**TASK DESCRIPTION:** Repeat every record below exactly, but leave out any pictures.

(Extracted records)
###
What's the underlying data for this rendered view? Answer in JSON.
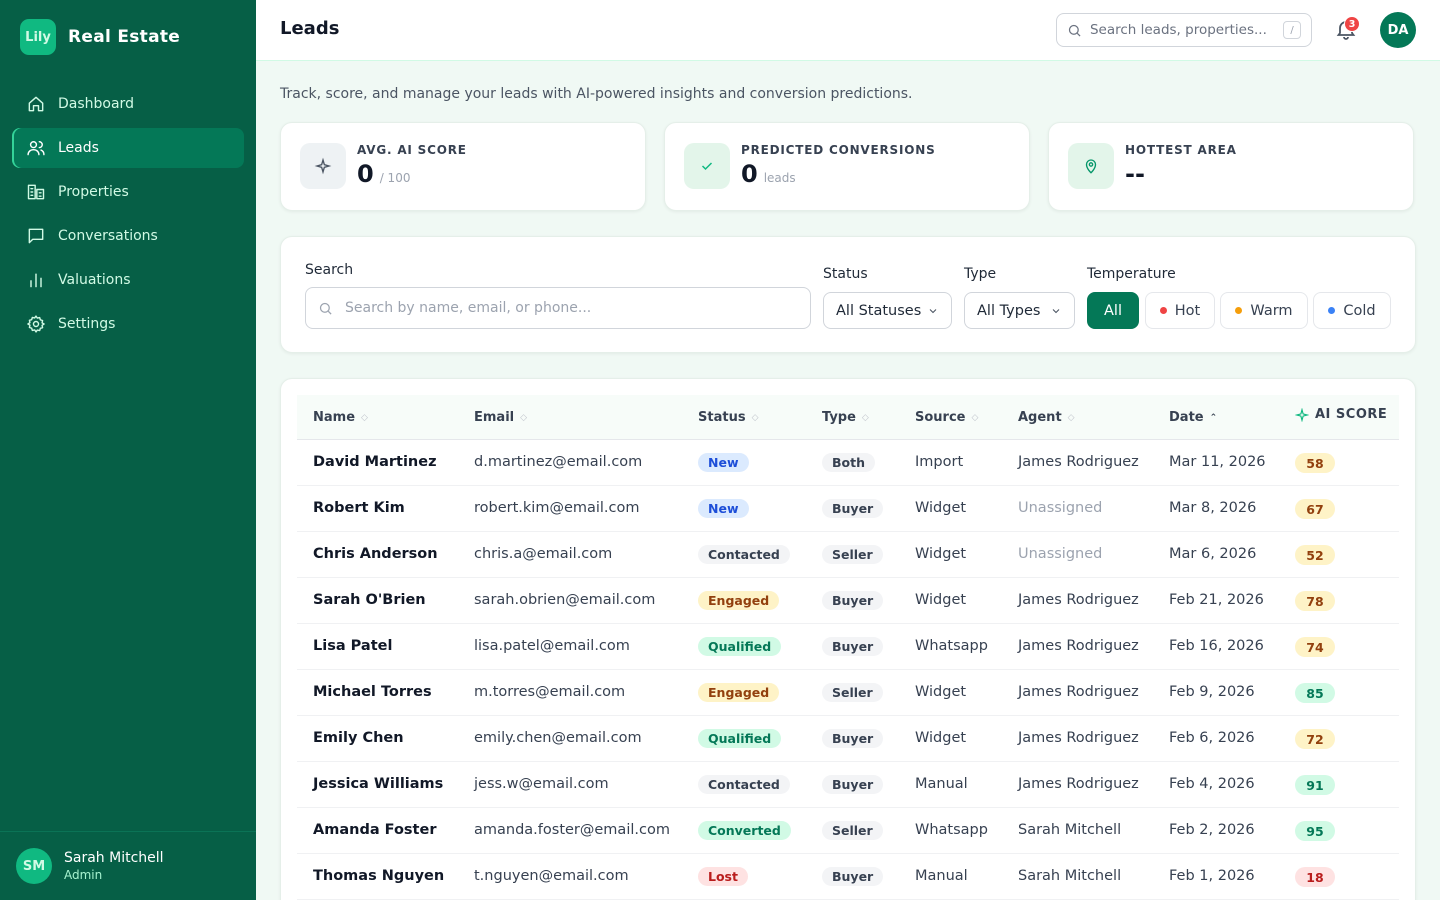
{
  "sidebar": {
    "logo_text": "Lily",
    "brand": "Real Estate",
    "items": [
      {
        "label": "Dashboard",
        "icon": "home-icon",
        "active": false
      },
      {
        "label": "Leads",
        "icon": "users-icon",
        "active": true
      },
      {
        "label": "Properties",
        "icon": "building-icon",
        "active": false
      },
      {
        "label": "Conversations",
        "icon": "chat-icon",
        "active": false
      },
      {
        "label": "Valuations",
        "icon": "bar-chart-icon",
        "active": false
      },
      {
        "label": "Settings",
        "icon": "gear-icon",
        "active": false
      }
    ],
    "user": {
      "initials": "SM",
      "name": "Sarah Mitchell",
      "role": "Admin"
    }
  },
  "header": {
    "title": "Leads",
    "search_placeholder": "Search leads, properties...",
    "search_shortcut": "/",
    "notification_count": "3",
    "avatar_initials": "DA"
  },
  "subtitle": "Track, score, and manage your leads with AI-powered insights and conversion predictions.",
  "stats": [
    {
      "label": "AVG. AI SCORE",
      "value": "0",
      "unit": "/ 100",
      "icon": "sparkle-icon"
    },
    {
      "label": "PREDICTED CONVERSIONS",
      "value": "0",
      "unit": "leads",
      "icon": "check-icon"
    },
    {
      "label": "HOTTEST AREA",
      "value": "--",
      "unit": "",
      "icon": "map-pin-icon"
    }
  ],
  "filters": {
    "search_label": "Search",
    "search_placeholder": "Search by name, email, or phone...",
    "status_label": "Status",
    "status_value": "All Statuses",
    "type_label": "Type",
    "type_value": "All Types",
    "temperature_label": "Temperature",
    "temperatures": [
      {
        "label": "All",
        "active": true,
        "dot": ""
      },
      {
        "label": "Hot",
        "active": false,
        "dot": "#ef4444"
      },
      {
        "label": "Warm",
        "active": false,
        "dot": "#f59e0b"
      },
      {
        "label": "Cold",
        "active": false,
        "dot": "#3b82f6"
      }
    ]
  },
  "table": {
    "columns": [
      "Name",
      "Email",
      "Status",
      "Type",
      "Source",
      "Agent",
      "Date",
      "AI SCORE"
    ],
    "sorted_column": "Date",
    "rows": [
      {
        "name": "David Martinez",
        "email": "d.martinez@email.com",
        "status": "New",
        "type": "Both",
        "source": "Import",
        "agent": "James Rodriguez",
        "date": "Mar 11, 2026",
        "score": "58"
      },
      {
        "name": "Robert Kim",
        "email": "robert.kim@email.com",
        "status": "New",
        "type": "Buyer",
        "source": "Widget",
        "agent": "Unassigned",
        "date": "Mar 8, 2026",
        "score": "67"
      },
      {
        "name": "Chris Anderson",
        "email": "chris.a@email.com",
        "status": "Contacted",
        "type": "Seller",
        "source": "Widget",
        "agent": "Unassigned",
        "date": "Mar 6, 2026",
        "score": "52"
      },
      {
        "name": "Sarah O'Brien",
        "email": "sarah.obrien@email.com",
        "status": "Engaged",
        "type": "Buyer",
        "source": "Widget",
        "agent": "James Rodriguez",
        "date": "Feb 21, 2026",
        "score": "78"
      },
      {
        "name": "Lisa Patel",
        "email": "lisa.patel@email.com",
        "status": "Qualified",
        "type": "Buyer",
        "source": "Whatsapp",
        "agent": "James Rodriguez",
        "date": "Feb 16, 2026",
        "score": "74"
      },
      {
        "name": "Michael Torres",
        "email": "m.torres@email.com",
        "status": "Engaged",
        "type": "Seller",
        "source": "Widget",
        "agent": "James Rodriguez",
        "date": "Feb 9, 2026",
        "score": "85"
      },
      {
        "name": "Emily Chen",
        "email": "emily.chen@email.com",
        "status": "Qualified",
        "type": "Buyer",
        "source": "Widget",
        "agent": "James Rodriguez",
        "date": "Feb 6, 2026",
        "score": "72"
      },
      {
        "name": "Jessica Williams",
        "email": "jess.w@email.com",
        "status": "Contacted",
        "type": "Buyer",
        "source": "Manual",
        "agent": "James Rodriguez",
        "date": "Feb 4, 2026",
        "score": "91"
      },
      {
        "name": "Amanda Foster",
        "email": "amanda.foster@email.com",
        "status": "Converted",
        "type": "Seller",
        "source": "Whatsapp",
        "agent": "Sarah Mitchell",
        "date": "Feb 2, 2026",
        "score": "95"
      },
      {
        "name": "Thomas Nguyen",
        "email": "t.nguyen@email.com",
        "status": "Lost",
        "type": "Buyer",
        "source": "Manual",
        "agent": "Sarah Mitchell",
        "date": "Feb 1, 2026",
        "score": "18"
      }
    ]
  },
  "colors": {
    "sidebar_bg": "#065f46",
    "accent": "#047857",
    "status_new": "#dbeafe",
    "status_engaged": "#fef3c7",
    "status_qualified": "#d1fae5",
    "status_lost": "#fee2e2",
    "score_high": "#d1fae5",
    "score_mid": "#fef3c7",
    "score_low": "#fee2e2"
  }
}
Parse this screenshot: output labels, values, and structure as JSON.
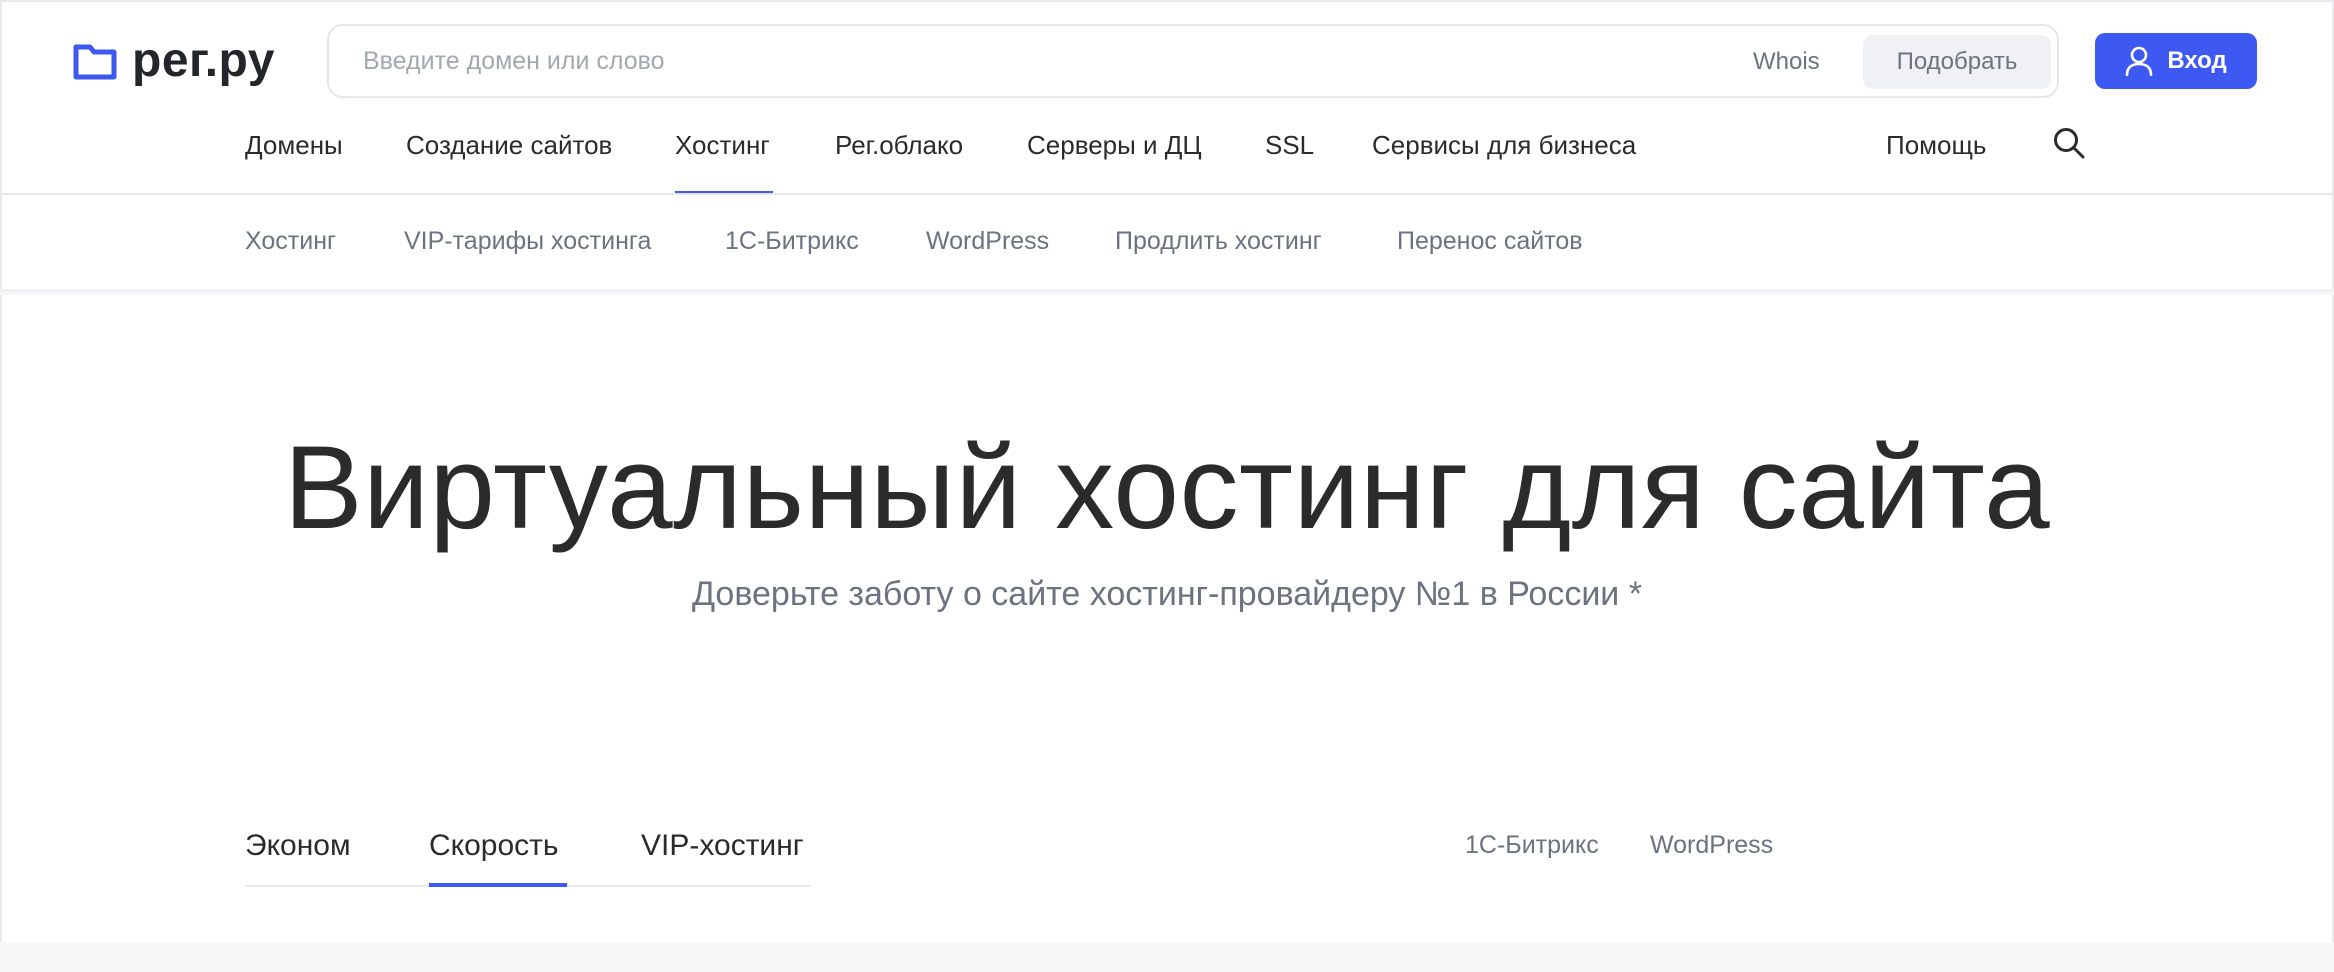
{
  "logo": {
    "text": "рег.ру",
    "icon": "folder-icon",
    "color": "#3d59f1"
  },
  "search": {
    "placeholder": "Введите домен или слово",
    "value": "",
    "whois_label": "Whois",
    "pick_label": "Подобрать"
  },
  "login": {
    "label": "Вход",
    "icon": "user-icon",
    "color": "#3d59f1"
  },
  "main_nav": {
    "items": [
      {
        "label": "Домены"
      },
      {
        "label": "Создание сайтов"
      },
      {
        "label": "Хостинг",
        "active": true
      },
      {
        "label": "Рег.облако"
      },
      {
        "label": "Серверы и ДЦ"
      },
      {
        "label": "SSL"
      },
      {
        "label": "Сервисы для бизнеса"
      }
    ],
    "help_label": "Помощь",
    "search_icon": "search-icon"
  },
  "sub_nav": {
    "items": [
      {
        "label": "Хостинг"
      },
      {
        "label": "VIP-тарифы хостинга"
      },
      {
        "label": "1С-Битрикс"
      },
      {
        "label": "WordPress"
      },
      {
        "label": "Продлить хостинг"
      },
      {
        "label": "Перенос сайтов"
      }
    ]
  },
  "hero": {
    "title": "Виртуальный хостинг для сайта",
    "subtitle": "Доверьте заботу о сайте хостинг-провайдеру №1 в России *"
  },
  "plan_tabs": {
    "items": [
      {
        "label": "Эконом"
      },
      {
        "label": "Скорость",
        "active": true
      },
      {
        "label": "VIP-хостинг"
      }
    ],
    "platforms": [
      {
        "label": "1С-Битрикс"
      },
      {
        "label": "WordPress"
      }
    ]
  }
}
###
**EXPECTED OUTPUT:**
What's the underlying data for this rendered view? Answer in JSON.
{
  "sidebar": {
    "logo_text": "Lily",
    "brand": "Real Estate",
    "items": [
      {
        "label": "Dashboard",
        "icon": "home-icon",
        "active": false
      },
      {
        "label": "Leads",
        "icon": "users-icon",
        "active": true
      },
      {
        "label": "Properties",
        "icon": "building-icon",
        "active": false
      },
      {
        "label": "Conversations",
        "icon": "chat-icon",
        "active": false
      },
      {
        "label": "Valuations",
        "icon": "bar-chart-icon",
        "active": false
      },
      {
        "label": "Settings",
        "icon": "gear-icon",
        "active": false
      }
    ],
    "user": {
      "initials": "SM",
      "name": "Sarah Mitchell",
      "role": "Admin"
    }
  },
  "header": {
    "title": "Leads",
    "search_placeholder": "Search leads, properties...",
    "search_shortcut": "/",
    "notification_count": "3",
    "avatar_initials": "DA"
  },
  "subtitle": "Track, score, and manage your leads with AI-powered insights and conversion predictions.",
  "stats": [
    {
      "label": "AVG. AI SCORE",
      "value": "0",
      "unit": "/ 100",
      "icon": "sparkle-icon"
    },
    {
      "label": "PREDICTED CONVERSIONS",
      "value": "0",
      "unit": "leads",
      "icon": "check-icon"
    },
    {
      "label": "HOTTEST AREA",
      "value": "--",
      "unit": "",
      "icon": "map-pin-icon"
    }
  ],
  "filters": {
    "search_label": "Search",
    "search_placeholder": "Search by name, email, or phone...",
    "status_label": "Status",
    "status_value": "All Statuses",
    "type_label": "Type",
    "type_value": "All Types",
    "temperature_label": "Temperature",
    "temperatures": [
      {
        "label": "All",
        "active": true,
        "dot": ""
      },
      {
        "label": "Hot",
        "active": false,
        "dot": "#ef4444"
      },
      {
        "label": "Warm",
        "active": false,
        "dot": "#f59e0b"
      },
      {
        "label": "Cold",
        "active": false,
        "dot": "#3b82f6"
      }
    ]
  },
  "table": {
    "columns": [
      "Name",
      "Email",
      "Status",
      "Type",
      "Source",
      "Agent",
      "Date",
      "AI SCORE"
    ],
    "sorted_column": "Date",
    "rows": [
      {
        "name": "David Martinez",
        "email": "d.martinez@email.com",
        "status": "New",
        "type": "Both",
        "source": "Import",
        "agent": "James Rodriguez",
        "date": "Mar 11, 2026",
        "score": "58"
      },
      {
        "name": "Robert Kim",
        "email": "robert.kim@email.com",
        "status": "New",
        "type": "Buyer",
        "source": "Widget",
        "agent": "Unassigned",
        "date": "Mar 8, 2026",
        "score": "67"
      },
      {
        "name": "Chris Anderson",
        "email": "chris.a@email.com",
        "status": "Contacted",
        "type": "Seller",
        "source": "Widget",
        "agent": "Unassigned",
        "date": "Mar 6, 2026",
        "score": "52"
      },
      {
        "name": "Sarah O'Brien",
        "email": "sarah.obrien@email.com",
        "status": "Engaged",
        "type": "Buyer",
        "source": "Widget",
        "agent": "James Rodriguez",
        "date": "Feb 21, 2026",
        "score": "78"
      },
      {
        "name": "Lisa Patel",
        "email": "lisa.patel@email.com",
        "status": "Qualified",
        "type": "Buyer",
        "source": "Whatsapp",
        "agent": "James Rodriguez",
        "date": "Feb 16, 2026",
        "score": "74"
      },
      {
        "name": "Michael Torres",
        "email": "m.torres@email.com",
        "status": "Engaged",
        "type": "Seller",
        "source": "Widget",
        "agent": "James Rodriguez",
        "date": "Feb 9, 2026",
        "score": "85"
      },
      {
        "name": "Emily Chen",
        "email": "emily.chen@email.com",
        "status": "Qualified",
        "type": "Buyer",
        "source": "Widget",
        "agent": "James Rodriguez",
        "date": "Feb 6, 2026",
        "score": "72"
      },
      {
        "name": "Jessica Williams",
        "email": "jess.w@email.com",
        "status": "Contacted",
        "type": "Buyer",
        "source": "Manual",
        "agent": "James Rodriguez",
        "date": "Feb 4, 2026",
        "score": "91"
      },
      {
        "name": "Amanda Foster",
        "email": "amanda.foster@email.com",
        "status": "Converted",
        "type": "Seller",
        "source": "Whatsapp",
        "agent": "Sarah Mitchell",
        "date": "Feb 2, 2026",
        "score": "95"
      },
      {
        "name": "Thomas Nguyen",
        "email": "t.nguyen@email.com",
        "status": "Lost",
        "type": "Buyer",
        "source": "Manual",
        "agent": "Sarah Mitchell",
        "date": "Feb 1, 2026",
        "score": "18"
      }
    ]
  },
  "colors": {
    "sidebar_bg": "#065f46",
    "accent": "#047857",
    "status_new": "#dbeafe",
    "status_engaged": "#fef3c7",
    "status_qualified": "#d1fae5",
    "status_lost": "#fee2e2",
    "score_high": "#d1fae5",
    "score_mid": "#fef3c7",
    "score_low": "#fee2e2"
  }
}
Parse this screenshot: output labels, values, and structure as JSON.
{
  "logo": {
    "text": "рег.ру",
    "icon": "folder-icon",
    "color": "#3d59f1"
  },
  "search": {
    "placeholder": "Введите домен или слово",
    "value": "",
    "whois_label": "Whois",
    "pick_label": "Подобрать"
  },
  "login": {
    "label": "Вход",
    "icon": "user-icon",
    "color": "#3d59f1"
  },
  "main_nav": {
    "items": [
      {
        "label": "Домены"
      },
      {
        "label": "Создание сайтов"
      },
      {
        "label": "Хостинг",
        "active": true
      },
      {
        "label": "Рег.облако"
      },
      {
        "label": "Серверы и ДЦ"
      },
      {
        "label": "SSL"
      },
      {
        "label": "Сервисы для бизнеса"
      }
    ],
    "help_label": "Помощь",
    "search_icon": "search-icon"
  },
  "sub_nav": {
    "items": [
      {
        "label": "Хостинг"
      },
      {
        "label": "VIP-тарифы хостинга"
      },
      {
        "label": "1С-Битрикс"
      },
      {
        "label": "WordPress"
      },
      {
        "label": "Продлить хостинг"
      },
      {
        "label": "Перенос сайтов"
      }
    ]
  },
  "hero": {
    "title": "Виртуальный хостинг для сайта",
    "subtitle": "Доверьте заботу о сайте хостинг-провайдеру №1 в России *"
  },
  "plan_tabs": {
    "items": [
      {
        "label": "Эконом"
      },
      {
        "label": "Скорость",
        "active": true
      },
      {
        "label": "VIP-хостинг"
      }
    ],
    "platforms": [
      {
        "label": "1С-Битрикс"
      },
      {
        "label": "WordPress"
      }
    ]
  }
}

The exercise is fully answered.